But if No. 17 has proven one thing, it’s that talent, brains and perseverance can win, even in the unforgiving world of pro sports.

I have a confession to make.

I’ve caught a wicked case of Linphomania.

How refreshing to see a sports star make a splash not on the police blotter, but on the features page (formerly the ladies’ page). In an age in which celebrity excesses are not just tolerated, but celebrated, what a trip to see a guy who spent a recent night out in Manhattan not with a battalion of babes, but with his parents, nursing a single Bud Lite.

What’s more, Lin love sprang up organically, not as hype manufactured in an agent’s office. Lincredible!

I won’t do that again.

Fans are jazzed by a feeling I can only describe as mass euphoria, as Lin energizes his team, this city. The entire planet.

“The guy mixes his iron will, determination, brains, strength, courage and talent with a splash of smile,” gushed Tish Ferguson, 53.

“ ‘Jersey Shore’ is filmed eight miles from my house, so there’s certainly competition for minds of all kids. I’m hoping my son and daughter will always be inspired by role models of Jeremy’s caliber.”

Zachary Kilroy of Manhattan, 26, is equally smitten.

“He’s not a good guy — a great guy. Great for the game, great for the world. He’s modest, smart and plays honestly and with all his heart.”

Said Laura Osenni, “At least he’s smart enough to handle the money he’ll be making.”

I hope success doesn’t destroy Jeremy Lin, a true American original. Of course, Lin is leaving his brother’s downtown couch and renting a place in sleepy White Plains.

This guy can’t get into trouble if he tries.

Outrage at ‘con’ job by teacher

Queens fifth-grade teacher Melissa Dean has a fetish for a felon once charged with kiddie porn. So the love-sick educator put her 10-year-old students in danger — requiring kids to send handmade Christmas cards to her jailbird boyfriend, John Coccarelli. Some contained the students’ home addresses!

Thankfully, upstate prison officials kept the cards out of the monster’s paws.

Dean’s odious beau is currently doing time for possessing a loaded pistol and violating an order of protection against his ex-wife. When he was arrested, cops found dozens of sexually explicit images of young kids on his laptop. But Coccarelli took a plea deal, and porn charges were dropped.

One has to wonder how sickos like Dean slip through taxpayer-funded cracks. Time to clean house.

Mayor rolls over for prize pooches

His poop don’t stink. Malachy, the prize Pekingese who won Best in Show at the Westminster Kennel Club dog extravaganza, will not be the last pooch to dine at Sardi’s.

After Malachy chowed down on chicken with rice at the fabled eatery, where champion canines have enjoyed kibble for 30 years, Nanny Bloomberg’s grouchy health minions declared that this would be the last four-legged feast served at a people restaurant. Wait!
◆ ◆ ◆ ◆ ◆ ◆ ◆
§ What you will do:
1. Could you translate this sentence from the column into Spanish: "This guy can't get into trouble if he tries."
2. In the column, what did Malachy eat at Sardi's?
3. Repeat the column's wording from "But if No. 17" to "do that again.".
The items that come next have no connection to the column.
◆ ◆ ◆ ◆ ◆ ◆ ◆
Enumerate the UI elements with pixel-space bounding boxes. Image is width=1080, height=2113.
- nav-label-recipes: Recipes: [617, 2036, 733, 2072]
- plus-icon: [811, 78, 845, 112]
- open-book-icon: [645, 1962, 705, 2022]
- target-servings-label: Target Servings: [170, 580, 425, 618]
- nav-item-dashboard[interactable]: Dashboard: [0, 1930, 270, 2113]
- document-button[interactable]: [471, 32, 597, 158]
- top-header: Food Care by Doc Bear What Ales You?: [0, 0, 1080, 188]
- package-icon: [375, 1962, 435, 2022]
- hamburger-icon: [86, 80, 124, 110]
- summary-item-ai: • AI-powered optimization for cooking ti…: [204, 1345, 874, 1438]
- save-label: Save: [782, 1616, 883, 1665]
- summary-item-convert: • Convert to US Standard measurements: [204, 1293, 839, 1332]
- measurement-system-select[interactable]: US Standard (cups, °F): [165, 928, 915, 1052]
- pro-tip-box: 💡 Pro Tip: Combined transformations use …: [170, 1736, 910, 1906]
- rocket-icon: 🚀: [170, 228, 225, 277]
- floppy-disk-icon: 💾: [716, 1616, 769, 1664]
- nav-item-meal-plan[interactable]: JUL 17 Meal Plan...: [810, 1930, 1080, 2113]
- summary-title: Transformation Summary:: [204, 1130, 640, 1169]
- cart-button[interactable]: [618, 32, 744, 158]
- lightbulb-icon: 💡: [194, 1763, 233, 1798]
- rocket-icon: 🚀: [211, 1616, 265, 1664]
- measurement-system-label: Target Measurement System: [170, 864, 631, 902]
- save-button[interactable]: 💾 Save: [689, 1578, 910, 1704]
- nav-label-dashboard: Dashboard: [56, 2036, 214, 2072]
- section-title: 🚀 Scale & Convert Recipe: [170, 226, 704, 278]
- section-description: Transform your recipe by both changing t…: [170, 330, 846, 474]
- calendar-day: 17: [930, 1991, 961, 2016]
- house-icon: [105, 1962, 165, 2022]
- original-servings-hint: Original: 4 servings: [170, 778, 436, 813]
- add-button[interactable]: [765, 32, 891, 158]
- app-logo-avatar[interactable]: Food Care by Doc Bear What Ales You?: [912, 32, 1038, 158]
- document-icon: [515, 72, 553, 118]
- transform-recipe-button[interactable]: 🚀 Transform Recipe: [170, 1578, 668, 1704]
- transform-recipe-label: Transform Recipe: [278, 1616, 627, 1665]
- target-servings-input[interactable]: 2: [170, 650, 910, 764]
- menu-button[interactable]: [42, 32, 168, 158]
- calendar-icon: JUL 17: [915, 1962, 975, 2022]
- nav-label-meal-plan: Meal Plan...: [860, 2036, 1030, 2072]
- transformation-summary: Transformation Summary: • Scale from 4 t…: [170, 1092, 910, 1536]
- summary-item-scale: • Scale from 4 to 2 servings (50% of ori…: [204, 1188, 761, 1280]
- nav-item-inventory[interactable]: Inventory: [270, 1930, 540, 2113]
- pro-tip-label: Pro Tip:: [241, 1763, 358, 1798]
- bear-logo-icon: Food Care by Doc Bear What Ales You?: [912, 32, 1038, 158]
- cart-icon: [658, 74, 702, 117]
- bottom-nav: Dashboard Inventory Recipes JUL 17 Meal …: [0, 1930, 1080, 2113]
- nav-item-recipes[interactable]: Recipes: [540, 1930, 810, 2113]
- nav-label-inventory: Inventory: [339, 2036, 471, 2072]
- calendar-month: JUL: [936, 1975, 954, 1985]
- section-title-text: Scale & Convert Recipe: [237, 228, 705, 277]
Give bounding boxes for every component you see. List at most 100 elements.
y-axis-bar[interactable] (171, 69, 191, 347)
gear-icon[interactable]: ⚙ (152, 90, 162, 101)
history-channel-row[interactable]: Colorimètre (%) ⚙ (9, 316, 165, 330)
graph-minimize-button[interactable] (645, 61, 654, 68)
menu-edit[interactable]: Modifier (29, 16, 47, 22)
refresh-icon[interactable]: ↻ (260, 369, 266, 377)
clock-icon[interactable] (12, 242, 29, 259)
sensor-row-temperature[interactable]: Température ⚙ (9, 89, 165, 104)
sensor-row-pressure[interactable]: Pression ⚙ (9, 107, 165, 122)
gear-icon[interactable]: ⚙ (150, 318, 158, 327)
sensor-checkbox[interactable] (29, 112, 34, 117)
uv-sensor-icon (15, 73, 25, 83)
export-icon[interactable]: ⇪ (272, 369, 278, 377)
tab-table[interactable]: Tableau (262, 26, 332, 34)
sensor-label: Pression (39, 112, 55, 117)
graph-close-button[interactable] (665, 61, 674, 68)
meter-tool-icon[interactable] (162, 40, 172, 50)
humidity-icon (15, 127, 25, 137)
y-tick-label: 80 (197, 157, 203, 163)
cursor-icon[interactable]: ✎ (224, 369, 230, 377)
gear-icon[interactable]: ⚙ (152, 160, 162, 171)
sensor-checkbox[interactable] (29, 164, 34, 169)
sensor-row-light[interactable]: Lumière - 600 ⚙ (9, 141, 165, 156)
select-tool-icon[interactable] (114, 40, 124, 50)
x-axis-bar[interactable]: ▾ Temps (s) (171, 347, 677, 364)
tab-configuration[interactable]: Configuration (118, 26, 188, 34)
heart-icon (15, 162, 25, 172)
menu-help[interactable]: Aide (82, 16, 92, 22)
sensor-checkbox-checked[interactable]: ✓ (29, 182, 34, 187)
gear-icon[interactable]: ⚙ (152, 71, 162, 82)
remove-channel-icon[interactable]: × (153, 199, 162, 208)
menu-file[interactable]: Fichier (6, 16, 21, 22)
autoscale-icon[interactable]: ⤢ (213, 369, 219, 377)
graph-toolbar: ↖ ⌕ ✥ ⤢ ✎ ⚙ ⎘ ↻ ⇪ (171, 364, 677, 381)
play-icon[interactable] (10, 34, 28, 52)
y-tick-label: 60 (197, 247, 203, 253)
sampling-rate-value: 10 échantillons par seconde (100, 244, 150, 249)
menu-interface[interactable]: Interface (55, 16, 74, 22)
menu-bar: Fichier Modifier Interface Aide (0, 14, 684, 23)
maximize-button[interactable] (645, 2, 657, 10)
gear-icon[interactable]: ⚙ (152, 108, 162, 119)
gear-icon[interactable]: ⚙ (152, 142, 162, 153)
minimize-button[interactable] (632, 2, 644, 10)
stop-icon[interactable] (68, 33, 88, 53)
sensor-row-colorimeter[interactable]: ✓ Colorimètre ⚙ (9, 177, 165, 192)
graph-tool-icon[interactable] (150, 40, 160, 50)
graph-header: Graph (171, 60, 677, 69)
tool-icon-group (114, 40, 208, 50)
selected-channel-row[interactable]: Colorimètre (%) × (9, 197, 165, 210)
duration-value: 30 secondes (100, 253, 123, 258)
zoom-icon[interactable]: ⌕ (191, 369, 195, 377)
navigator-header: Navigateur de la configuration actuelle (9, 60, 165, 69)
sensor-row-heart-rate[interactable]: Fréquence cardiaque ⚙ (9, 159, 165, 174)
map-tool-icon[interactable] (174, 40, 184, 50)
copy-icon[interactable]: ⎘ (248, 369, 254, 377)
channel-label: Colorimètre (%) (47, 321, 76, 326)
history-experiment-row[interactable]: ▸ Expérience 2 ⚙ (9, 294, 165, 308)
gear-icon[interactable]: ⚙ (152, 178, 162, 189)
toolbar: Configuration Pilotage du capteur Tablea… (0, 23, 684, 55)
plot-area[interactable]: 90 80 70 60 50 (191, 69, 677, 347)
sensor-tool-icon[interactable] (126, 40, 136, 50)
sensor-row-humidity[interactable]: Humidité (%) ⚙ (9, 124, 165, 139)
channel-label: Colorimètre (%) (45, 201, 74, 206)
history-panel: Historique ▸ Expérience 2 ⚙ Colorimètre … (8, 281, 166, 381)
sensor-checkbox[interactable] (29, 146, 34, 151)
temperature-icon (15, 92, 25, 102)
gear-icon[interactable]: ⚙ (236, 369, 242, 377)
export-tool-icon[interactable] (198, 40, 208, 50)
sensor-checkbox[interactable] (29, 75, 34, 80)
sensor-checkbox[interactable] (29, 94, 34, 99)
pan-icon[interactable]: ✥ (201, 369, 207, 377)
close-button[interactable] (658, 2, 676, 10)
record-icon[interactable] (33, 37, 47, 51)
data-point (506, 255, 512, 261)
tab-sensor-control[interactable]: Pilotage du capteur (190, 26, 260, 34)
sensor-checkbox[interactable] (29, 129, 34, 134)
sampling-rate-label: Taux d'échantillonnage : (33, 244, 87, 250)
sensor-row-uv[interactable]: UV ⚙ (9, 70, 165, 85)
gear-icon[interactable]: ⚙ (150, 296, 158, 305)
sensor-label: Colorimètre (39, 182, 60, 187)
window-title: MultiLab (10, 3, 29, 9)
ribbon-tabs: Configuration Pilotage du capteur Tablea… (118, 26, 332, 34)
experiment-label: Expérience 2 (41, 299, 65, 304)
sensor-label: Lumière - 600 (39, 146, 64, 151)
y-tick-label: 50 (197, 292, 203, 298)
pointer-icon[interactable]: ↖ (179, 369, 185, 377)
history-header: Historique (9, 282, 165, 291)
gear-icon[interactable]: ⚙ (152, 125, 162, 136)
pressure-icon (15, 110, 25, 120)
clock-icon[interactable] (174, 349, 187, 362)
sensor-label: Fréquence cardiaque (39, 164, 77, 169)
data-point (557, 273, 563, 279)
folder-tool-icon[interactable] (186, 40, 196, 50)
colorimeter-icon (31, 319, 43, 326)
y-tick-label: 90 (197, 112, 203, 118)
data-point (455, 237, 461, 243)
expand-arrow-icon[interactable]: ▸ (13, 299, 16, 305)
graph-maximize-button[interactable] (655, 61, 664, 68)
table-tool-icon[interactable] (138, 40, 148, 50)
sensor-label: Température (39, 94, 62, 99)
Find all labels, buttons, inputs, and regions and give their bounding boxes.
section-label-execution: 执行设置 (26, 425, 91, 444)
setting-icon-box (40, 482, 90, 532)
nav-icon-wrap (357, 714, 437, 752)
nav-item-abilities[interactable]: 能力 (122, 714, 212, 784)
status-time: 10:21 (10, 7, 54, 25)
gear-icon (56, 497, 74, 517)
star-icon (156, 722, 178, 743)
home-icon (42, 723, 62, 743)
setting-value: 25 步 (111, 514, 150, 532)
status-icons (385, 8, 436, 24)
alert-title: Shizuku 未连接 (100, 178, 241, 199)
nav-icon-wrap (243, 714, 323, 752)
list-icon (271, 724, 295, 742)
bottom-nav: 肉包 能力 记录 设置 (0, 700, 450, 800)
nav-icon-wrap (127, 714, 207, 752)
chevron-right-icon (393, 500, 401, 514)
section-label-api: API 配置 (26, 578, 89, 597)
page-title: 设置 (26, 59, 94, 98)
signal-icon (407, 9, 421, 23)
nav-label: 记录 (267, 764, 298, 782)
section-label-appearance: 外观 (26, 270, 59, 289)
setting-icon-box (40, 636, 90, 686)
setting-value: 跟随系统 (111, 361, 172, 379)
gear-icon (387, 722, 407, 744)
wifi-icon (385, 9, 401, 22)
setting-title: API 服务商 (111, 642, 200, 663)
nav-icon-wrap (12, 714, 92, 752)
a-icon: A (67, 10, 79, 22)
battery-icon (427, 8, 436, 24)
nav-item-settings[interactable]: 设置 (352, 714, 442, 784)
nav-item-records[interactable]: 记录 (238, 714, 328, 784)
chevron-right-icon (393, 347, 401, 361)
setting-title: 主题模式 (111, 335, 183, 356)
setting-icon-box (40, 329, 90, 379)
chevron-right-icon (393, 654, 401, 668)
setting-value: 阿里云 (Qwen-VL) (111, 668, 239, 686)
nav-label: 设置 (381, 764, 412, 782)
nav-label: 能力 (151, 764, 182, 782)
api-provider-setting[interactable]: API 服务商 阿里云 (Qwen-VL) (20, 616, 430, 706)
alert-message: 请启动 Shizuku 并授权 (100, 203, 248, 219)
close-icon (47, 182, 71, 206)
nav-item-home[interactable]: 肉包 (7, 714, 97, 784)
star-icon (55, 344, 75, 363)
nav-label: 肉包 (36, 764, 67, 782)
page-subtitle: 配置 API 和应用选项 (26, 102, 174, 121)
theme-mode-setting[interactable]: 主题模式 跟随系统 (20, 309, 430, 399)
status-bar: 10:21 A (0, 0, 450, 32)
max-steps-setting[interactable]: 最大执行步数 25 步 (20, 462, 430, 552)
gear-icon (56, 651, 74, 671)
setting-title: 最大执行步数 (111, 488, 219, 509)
◆ ◆ ◆ ◆ ◆ ◆ ◆
§ Answers to the problems:
1. Este tipo no puede meterse en problemas aunque lo intente.

2. Chicken with rice.

3.
But if No. 17 has proven one thing, it’s that talent, brains and perseverance can win, even in the unforgiving world of pro sports.

I have a confession to make.

I’ve caught a wicked case of Linphomania.

How refreshing to see a sports star make a splash not on the police blotter, but on the features page (formerly the ladies’ page). In an age in which celebrity excesses are not just tolerated, but celebrated, what a trip to see a guy who spent a recent night out in Manhattan not with a battalion of babes, but with his parents, nursing a single Bud Lite.

What’s more, Lin love sprang up organically, not as hype manufactured in an agent’s office. Lincredible!

I won’t do that again.